# Your goal
Return the part of the film review that begins at "This film is" and ends after "On Your Grave.", copied word for word.
─── Given text
2/10
Mug
4 January 2008
Are Nick Love's movies too fackin' cerebral for ya? Then get straight dahn Blockbuster and get yourself some of this. And I ain't even avvin' a bubble, ya mug.

This film is allegedly based on the same true events that inspired the surprisingly respectable and proficient Sean Bean gangster flick Essex Boys, but such information suggests that this is going to have some kind of tenuous link to the real world. Not so. This is a loathsome, plot less and titanically mean-spirited cartoon that is so offensive and so depressing that it calls to mind nothing less than Meir Zarchi's evergreen vulgarity barometer I Spit On Your Grave.

Overlong and aimless, the flick just ambles briskly along, taking frequent pause to go off on random, inconsequential tangents, all of which culminate in either gratuitous sex or gratuitous violence, occasionally played for repugnant laughs that'll have most audiences continuously scraping their jaws off the floor.

It is completely impossible to overstate just how grotesquely pornographic the violence is, even when compared to the other specimens from this illustrious cinematic sub-genre. People are endlessly having their faces smashed in with bricks, their heads bludgeoned with metal poles, their backsides penetrated with blunt knives, often in glorious slow-motion, and even more often perpetrated by our lovably roguish hero. In 'is world, you gotta 'it em ard innit? Or else they don't respect ya, yeah?
──────
─── Records shown
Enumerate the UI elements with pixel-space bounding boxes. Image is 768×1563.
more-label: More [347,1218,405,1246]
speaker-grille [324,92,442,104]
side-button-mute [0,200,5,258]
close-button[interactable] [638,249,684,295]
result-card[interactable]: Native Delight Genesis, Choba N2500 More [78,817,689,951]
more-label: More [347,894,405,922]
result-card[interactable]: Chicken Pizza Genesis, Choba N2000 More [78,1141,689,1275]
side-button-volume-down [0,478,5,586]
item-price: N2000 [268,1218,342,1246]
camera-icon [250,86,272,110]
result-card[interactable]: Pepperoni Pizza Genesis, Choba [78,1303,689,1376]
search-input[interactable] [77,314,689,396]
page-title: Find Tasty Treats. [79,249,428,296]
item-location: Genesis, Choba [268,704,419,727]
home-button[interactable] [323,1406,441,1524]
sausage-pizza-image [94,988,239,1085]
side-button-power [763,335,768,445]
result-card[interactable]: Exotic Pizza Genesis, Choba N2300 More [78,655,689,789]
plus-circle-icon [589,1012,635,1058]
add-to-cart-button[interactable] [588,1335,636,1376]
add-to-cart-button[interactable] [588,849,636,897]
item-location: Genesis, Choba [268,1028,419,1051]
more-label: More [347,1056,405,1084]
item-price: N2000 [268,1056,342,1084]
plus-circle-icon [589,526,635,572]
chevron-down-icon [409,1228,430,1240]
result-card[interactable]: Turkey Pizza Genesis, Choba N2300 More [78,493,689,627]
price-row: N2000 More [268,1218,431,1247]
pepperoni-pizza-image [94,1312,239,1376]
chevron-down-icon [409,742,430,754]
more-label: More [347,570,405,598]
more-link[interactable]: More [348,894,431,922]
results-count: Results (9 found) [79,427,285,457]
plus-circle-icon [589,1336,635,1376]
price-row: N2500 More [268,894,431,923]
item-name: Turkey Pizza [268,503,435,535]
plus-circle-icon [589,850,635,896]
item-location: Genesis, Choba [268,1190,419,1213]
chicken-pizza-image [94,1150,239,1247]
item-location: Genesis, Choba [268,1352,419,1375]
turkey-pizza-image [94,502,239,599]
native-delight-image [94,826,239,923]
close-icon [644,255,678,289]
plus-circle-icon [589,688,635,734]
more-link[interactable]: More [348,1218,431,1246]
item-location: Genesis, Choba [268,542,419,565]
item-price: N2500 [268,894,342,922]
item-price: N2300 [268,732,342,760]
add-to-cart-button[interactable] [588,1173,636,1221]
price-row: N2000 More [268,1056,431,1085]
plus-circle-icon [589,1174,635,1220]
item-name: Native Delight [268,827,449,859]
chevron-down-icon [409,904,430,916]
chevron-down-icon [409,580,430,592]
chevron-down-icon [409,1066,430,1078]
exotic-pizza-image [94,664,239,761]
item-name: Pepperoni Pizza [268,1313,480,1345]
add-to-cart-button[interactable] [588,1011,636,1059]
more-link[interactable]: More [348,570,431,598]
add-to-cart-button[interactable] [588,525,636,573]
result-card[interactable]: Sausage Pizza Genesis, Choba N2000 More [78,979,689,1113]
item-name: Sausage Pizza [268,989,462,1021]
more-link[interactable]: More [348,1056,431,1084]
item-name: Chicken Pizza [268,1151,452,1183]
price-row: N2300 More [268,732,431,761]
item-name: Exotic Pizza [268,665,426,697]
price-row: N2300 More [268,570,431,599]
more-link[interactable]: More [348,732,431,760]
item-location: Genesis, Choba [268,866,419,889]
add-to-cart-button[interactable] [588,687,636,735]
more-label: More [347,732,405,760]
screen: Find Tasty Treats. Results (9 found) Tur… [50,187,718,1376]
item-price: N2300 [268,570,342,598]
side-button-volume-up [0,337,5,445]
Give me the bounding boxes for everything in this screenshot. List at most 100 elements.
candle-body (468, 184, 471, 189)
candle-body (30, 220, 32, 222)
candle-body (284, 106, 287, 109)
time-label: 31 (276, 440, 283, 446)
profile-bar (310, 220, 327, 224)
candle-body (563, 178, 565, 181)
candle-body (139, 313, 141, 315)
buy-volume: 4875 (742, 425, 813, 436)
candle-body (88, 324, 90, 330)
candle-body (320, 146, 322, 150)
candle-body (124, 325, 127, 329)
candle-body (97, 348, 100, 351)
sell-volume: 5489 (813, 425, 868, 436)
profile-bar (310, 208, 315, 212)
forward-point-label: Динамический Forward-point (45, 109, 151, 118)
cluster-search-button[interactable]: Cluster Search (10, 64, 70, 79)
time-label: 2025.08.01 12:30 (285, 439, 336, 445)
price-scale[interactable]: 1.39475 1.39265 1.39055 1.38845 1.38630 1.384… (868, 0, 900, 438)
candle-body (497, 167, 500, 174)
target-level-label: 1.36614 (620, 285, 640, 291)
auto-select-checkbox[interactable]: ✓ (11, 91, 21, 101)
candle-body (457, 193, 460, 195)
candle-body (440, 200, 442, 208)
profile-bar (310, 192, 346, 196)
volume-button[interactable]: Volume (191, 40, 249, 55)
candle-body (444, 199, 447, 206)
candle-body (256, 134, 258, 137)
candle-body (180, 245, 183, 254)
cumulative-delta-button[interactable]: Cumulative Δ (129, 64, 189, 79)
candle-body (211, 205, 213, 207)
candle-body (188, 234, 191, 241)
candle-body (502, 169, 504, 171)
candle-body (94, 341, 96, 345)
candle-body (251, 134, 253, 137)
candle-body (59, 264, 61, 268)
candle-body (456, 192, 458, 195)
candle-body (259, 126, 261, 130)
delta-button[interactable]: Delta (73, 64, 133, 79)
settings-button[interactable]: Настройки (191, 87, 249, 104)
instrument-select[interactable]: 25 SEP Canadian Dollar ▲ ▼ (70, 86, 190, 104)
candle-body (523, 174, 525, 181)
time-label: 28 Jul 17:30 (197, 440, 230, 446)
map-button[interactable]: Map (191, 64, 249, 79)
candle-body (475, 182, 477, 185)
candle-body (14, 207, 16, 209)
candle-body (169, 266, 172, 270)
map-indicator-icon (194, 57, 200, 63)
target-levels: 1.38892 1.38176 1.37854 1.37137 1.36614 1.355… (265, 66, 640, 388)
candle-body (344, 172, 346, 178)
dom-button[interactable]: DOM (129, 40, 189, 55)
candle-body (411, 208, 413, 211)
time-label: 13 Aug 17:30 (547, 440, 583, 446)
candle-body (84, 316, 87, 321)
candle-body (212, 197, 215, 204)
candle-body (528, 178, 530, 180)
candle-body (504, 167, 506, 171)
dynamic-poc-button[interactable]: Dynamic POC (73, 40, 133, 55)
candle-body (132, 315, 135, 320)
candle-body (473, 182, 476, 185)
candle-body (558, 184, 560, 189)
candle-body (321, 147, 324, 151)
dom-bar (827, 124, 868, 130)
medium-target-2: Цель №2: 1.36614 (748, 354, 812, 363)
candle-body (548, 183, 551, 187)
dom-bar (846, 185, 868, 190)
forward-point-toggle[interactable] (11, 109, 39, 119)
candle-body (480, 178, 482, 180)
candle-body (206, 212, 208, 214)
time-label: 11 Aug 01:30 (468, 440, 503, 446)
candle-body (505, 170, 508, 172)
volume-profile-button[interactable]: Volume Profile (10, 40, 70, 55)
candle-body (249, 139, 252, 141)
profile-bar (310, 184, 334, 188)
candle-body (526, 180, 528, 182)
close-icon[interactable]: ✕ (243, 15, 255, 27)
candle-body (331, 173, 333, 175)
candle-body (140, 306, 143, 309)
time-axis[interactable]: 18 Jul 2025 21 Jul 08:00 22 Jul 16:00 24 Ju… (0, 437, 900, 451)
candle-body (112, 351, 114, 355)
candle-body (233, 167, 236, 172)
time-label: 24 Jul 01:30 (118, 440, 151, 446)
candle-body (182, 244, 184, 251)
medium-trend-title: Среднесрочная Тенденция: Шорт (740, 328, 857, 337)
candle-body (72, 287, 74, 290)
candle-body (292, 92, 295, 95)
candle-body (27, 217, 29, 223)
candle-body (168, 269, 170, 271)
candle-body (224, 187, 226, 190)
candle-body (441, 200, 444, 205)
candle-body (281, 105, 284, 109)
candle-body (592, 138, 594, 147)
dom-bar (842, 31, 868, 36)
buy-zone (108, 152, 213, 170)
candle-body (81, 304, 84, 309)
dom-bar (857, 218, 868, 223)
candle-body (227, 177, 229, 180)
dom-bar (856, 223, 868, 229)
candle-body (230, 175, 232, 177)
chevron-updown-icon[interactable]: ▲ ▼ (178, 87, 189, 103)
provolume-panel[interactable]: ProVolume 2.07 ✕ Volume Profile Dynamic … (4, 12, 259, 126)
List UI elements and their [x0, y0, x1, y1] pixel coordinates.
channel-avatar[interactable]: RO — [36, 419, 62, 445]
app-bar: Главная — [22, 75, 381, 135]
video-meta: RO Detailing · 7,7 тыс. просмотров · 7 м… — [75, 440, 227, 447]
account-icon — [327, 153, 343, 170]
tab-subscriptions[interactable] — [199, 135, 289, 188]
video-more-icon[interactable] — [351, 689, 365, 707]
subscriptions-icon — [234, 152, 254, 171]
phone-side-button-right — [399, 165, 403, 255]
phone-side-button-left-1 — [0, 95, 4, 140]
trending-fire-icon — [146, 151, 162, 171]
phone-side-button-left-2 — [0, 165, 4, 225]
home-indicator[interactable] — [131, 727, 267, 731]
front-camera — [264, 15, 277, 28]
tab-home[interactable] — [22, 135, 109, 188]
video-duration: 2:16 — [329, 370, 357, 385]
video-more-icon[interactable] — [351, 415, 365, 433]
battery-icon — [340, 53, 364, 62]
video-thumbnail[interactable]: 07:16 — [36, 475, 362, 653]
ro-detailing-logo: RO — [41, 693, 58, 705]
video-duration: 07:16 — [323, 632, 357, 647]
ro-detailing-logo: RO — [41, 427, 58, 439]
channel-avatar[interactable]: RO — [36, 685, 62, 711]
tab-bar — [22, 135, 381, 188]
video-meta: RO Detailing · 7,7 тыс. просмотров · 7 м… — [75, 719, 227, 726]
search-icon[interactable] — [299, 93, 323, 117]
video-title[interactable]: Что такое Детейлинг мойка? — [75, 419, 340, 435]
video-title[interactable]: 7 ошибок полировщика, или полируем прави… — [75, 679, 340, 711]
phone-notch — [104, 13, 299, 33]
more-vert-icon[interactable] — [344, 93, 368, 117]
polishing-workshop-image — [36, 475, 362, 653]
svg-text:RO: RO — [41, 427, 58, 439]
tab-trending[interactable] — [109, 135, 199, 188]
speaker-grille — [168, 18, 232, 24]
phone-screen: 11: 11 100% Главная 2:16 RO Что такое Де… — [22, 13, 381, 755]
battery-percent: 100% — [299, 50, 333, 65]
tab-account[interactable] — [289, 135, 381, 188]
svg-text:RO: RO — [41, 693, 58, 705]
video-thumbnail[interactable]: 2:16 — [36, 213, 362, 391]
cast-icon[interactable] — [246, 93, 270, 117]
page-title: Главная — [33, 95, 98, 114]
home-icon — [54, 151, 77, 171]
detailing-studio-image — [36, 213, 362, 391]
──────
# Exercise response
This film is allegedly based on the same true events that inspired the surprisingly respectable and proficient Sean Bean gangster flick Essex Boys, but such information suggests that this is going to have some kind of tenuous link to the real world. Not so. This is a loathsome, plot less and titanically mean-spirited cartoon that is so offensive and so depressing that it calls to mind nothing less than Meir Zarchi's evergreen vulgarity barometer I Spit On Your Grave.